DATA PROVIDED:
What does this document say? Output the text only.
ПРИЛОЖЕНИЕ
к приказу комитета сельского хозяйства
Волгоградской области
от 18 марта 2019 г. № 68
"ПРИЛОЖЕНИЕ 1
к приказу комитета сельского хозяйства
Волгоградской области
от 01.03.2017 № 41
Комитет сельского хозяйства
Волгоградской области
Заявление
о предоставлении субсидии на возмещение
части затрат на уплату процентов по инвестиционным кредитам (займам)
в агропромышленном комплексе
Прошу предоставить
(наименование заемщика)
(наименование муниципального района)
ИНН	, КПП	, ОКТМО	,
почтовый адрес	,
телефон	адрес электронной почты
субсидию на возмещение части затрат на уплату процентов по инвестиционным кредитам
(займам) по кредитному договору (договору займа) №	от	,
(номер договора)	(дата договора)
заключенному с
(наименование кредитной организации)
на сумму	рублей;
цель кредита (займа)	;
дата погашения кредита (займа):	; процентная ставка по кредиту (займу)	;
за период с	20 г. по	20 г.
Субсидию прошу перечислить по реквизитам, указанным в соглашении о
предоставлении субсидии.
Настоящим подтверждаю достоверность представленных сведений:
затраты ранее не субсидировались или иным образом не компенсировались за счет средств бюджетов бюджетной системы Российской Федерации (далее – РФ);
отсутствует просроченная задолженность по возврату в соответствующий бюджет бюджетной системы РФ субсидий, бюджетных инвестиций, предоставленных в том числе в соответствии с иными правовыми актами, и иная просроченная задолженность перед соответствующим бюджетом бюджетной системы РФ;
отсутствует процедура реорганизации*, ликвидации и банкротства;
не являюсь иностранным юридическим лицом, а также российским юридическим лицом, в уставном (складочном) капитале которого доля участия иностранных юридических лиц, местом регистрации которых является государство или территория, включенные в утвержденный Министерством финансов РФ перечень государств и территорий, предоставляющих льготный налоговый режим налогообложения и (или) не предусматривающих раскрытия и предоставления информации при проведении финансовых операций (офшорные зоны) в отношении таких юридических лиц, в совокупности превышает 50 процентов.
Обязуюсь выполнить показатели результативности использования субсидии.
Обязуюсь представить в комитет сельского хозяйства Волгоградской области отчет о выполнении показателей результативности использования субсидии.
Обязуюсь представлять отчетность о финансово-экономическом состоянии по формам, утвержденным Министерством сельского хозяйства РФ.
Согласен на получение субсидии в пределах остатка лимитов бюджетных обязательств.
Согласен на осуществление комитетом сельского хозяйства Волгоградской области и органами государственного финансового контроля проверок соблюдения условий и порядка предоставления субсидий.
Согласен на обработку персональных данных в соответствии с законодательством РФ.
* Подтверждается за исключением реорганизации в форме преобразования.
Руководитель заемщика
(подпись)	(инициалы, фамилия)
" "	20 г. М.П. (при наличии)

EXERCISE INSTRUCTIONS: Out of the material above, select every line that holds the string "Согласен".

RIGHT ANSWER:
Согласен на получение субсидии в пределах остатка лимитов бюджетных обязательств.
Согласен на осуществление комитетом сельского хозяйства Волгоградской области и органами государственного финансового контроля проверок соблюдения условий и порядка предоставления субсидий.
Согласен на обработку персональных данных в соответствии с законодательством РФ.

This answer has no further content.